## Requirement
Your task is to reproduce the material exactly.

Lines of data

+++

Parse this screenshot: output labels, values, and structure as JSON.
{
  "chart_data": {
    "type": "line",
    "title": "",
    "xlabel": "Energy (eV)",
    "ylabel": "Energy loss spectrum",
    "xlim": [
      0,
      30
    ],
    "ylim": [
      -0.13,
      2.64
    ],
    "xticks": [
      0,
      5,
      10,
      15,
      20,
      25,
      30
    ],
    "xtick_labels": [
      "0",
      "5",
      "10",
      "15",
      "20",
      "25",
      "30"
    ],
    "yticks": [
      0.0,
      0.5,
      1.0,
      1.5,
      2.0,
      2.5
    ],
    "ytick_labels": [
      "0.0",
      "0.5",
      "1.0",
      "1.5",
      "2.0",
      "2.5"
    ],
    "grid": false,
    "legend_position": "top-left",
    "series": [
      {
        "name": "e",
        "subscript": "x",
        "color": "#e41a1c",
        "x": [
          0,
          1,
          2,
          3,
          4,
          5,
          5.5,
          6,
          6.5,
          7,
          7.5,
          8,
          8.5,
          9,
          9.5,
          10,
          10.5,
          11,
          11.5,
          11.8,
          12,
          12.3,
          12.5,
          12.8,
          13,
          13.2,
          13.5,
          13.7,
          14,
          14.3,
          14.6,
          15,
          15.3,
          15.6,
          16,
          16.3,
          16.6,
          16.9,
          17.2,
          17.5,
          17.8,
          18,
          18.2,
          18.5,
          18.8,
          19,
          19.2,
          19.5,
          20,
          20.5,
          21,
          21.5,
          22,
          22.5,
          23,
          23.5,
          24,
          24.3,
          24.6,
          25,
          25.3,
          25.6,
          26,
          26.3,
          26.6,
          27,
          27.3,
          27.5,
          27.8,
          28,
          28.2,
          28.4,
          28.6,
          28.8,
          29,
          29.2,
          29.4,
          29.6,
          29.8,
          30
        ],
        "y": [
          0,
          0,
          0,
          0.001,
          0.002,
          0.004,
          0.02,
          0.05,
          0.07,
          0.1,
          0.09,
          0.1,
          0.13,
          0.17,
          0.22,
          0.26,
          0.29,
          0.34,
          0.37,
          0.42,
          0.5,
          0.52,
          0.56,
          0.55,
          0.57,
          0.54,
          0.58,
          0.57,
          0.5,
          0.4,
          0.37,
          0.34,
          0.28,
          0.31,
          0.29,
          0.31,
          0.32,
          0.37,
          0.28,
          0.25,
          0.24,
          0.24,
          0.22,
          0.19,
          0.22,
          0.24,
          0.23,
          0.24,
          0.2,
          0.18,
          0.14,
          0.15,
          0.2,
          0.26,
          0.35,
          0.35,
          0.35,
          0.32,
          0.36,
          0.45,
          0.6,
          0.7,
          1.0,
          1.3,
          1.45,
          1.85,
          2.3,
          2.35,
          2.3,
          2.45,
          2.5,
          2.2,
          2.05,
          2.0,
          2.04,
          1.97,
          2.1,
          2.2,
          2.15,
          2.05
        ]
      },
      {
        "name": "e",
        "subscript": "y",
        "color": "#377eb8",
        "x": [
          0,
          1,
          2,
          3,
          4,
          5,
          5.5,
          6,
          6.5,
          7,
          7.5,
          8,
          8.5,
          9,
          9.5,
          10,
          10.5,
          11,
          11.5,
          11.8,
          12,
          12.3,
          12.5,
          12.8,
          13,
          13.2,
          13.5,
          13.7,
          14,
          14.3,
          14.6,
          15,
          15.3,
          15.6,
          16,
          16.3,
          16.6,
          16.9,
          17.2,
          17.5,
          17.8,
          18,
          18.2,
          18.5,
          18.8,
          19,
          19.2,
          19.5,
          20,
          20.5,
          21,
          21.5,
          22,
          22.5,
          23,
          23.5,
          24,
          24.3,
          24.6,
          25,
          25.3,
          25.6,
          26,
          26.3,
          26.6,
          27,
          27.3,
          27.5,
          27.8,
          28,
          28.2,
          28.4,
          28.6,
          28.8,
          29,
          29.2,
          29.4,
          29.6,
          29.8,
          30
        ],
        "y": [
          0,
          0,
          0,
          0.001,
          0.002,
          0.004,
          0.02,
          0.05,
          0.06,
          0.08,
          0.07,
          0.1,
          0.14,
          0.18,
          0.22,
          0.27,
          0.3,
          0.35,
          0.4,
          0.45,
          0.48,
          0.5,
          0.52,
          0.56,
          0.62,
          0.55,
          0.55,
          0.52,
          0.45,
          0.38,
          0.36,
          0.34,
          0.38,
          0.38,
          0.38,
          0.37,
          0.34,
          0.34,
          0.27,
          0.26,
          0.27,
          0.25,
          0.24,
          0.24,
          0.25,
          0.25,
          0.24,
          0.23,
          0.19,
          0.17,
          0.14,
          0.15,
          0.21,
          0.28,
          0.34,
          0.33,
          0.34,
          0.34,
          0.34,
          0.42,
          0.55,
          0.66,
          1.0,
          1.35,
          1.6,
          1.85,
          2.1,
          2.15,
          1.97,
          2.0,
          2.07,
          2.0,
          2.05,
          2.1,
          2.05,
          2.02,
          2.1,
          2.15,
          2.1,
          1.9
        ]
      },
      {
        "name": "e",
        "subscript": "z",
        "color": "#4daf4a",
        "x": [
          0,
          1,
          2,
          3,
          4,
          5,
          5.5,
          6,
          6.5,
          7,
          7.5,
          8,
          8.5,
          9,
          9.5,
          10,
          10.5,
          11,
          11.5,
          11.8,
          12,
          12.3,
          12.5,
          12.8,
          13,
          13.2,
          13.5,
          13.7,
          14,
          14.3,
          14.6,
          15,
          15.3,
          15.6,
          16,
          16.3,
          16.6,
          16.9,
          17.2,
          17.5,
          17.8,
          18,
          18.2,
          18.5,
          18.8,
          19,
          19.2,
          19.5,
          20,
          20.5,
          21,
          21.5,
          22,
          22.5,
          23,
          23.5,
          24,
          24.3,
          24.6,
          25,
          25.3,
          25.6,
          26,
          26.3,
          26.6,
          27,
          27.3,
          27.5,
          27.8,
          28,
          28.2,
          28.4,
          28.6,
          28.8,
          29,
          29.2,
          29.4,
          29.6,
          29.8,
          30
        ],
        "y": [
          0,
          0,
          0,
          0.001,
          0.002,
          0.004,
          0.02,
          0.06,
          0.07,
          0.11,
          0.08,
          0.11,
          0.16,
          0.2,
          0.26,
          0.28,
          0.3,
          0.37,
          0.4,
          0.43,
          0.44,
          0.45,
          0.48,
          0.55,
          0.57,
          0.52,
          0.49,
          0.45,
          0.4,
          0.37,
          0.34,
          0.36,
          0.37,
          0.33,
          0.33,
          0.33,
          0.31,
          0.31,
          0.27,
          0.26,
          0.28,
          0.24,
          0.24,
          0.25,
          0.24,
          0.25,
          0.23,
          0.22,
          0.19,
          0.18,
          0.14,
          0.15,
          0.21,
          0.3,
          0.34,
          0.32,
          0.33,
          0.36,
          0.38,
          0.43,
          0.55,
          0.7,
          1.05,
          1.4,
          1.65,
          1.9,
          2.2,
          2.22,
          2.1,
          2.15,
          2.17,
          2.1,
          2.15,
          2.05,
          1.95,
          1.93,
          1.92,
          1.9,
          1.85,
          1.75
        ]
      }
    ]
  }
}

+++

## Output of the exercise
Parse this screenshot: output labels, values, and structure as JSON.
{
  "chart_data": {
    "type": "line",
    "title": "",
    "xlabel": "Energy (eV)",
    "ylabel": "Energy loss spectrum",
    "xlim": [
      0,
      30
    ],
    "ylim": [
      -0.13,
      2.64
    ],
    "xticks": [
      0,
      5,
      10,
      15,
      20,
      25,
      30
    ],
    "xtick_labels": [
      "0",
      "5",
      "10",
      "15",
      "20",
      "25",
      "30"
    ],
    "yticks": [
      0.0,
      0.5,
      1.0,
      1.5,
      2.0,
      2.5
    ],
    "ytick_labels": [
      "0.0",
      "0.5",
      "1.0",
      "1.5",
      "2.0",
      "2.5"
    ],
    "grid": false,
    "legend_position": "top-left",
    "series": [
      {
        "name": "e",
        "subscript": "x",
        "color": "#e41a1c",
        "x": [
          0,
          1,
          2,
          3,
          4,
          5,
          5.5,
          6,
          6.5,
          7,
          7.5,
          8,
          8.5,
          9,
          9.5,
          10,
          10.5,
          11,
          11.5,
          11.8,
          12,
          12.3,
          12.5,
          12.8,
          13,
          13.2,
          13.5,
          13.7,
          14,
          14.3,
          14.6,
          15,
          15.3,
          15.6,
          16,
          16.3,
          16.6,
          16.9,
          17.2,
          17.5,
          17.8,
          18,
          18.2,
          18.5,
          18.8,
          19,
          19.2,
          19.5,
          20,
          20.5,
          21,
          21.5,
          22,
          22.5,
          23,
          23.5,
          24,
          24.3,
          24.6,
          25,
          25.3,
          25.6,
          26,
          26.3,
          26.6,
          27,
          27.3,
          27.5,
          27.8,
          28,
          28.2,
          28.4,
          28.6,
          28.8,
          29,
          29.2,
          29.4,
          29.6,
          29.8,
          30
        ],
        "y": [
          0,
          0,
          0,
          0.001,
          0.002,
          0.004,
          0.02,
          0.05,
          0.07,
          0.1,
          0.09,
          0.1,
          0.13,
          0.17,
          0.22,
          0.26,
          0.29,
          0.34,
          0.37,
          0.42,
          0.5,
          0.52,
          0.56,
          0.55,
          0.57,
          0.54,
          0.58,
          0.57,
          0.5,
          0.4,
          0.37,
          0.34,
          0.28,
          0.31,
          0.29,
          0.31,
          0.32,
          0.37,
          0.28,
          0.25,
          0.24,
          0.24,
          0.22,
          0.19,
          0.22,
          0.24,
          0.23,
          0.24,
          0.2,
          0.18,
          0.14,
          0.15,
          0.2,
          0.26,
          0.35,
          0.35,
          0.35,
          0.32,
          0.36,
          0.45,
          0.6,
          0.7,
          1.0,
          1.3,
          1.45,
          1.85,
          2.3,
          2.35,
          2.3,
          2.45,
          2.5,
          2.2,
          2.05,
          2.0,
          2.04,
          1.97,
          2.1,
          2.2,
          2.15,
          2.05
        ]
      },
      {
        "name": "e",
        "subscript": "y",
        "color": "#377eb8",
        "x": [
          0,
          1,
          2,
          3,
          4,
          5,
          5.5,
          6,
          6.5,
          7,
          7.5,
          8,
          8.5,
          9,
          9.5,
          10,
          10.5,
          11,
          11.5,
          11.8,
          12,
          12.3,
          12.5,
          12.8,
          13,
          13.2,
          13.5,
          13.7,
          14,
          14.3,
          14.6,
          15,
          15.3,
          15.6,
          16,
          16.3,
          16.6,
          16.9,
          17.2,
          17.5,
          17.8,
          18,
          18.2,
          18.5,
          18.8,
          19,
          19.2,
          19.5,
          20,
          20.5,
          21,
          21.5,
          22,
          22.5,
          23,
          23.5,
          24,
          24.3,
          24.6,
          25,
          25.3,
          25.6,
          26,
          26.3,
          26.6,
          27,
          27.3,
          27.5,
          27.8,
          28,
          28.2,
          28.4,
          28.6,
          28.8,
          29,
          29.2,
          29.4,
          29.6,
          29.8,
          30
        ],
        "y": [
          0,
          0,
          0,
          0.001,
          0.002,
          0.004,
          0.02,
          0.05,
          0.06,
          0.08,
          0.07,
          0.1,
          0.14,
          0.18,
          0.22,
          0.27,
          0.3,
          0.35,
          0.4,
          0.45,
          0.48,
          0.5,
          0.52,
          0.56,
          0.62,
          0.55,
          0.55,
          0.52,
          0.45,
          0.38,
          0.36,
          0.34,
          0.38,
          0.38,
          0.38,
          0.37,
          0.34,
          0.34,
          0.27,
          0.26,
          0.27,
          0.25,
          0.24,
          0.24,
          0.25,
          0.25,
          0.24,
          0.23,
          0.19,
          0.17,
          0.14,
          0.15,
          0.21,
          0.28,
          0.34,
          0.33,
          0.34,
          0.34,
          0.34,
          0.42,
          0.55,
          0.66,
          1.0,
          1.35,
          1.6,
          1.85,
          2.1,
          2.15,
          1.97,
          2.0,
          2.07,
          2.0,
          2.05,
          2.1,
          2.05,
          2.02,
          2.1,
          2.15,
          2.1,
          1.9
        ]
      },
      {
        "name": "e",
        "subscript": "z",
        "color": "#4daf4a",
        "x": [
          0,
          1,
          2,
          3,
          4,
          5,
          5.5,
          6,
          6.5,
          7,
          7.5,
          8,
          8.5,
          9,
          9.5,
          10,
          10.5,
          11,
          11.5,
          11.8,
          12,
          12.3,
          12.5,
          12.8,
          13,
          13.2,
          13.5,
          13.7,
          14,
          14.3,
          14.6,
          15,
          15.3,
          15.6,
          16,
          16.3,
          16.6,
          16.9,
          17.2,
          17.5,
          17.8,
          18,
          18.2,
          18.5,
          18.8,
          19,
          19.2,
          19.5,
          20,
          20.5,
          21,
          21.5,
          22,
          22.5,
          23,
          23.5,
          24,
          24.3,
          24.6,
          25,
          25.3,
          25.6,
          26,
          26.3,
          26.6,
          27,
          27.3,
          27.5,
          27.8,
          28,
          28.2,
          28.4,
          28.6,
          28.8,
          29,
          29.2,
          29.4,
          29.6,
          29.8,
          30
        ],
        "y": [
          0,
          0,
          0,
          0.001,
          0.002,
          0.004,
          0.02,
          0.06,
          0.07,
          0.11,
          0.08,
          0.11,
          0.16,
          0.2,
          0.26,
          0.28,
          0.3,
          0.37,
          0.4,
          0.43,
          0.44,
          0.45,
          0.48,
          0.55,
          0.57,
          0.52,
          0.49,
          0.45,
          0.4,
          0.37,
          0.34,
          0.36,
          0.37,
          0.33,
          0.33,
          0.33,
          0.31,
          0.31,
          0.27,
          0.26,
          0.28,
          0.24,
          0.24,
          0.25,
          0.24,
          0.25,
          0.23,
          0.22,
          0.19,
          0.18,
          0.14,
          0.15,
          0.21,
          0.3,
          0.34,
          0.32,
          0.33,
          0.36,
          0.38,
          0.43,
          0.55,
          0.7,
          1.05,
          1.4,
          1.65,
          1.9,
          2.2,
          2.22,
          2.1,
          2.15,
          2.17,
          2.1,
          2.15,
          2.05,
          1.95,
          1.93,
          1.92,
          1.9,
          1.85,
          1.75
        ]
      }
    ]
  }
}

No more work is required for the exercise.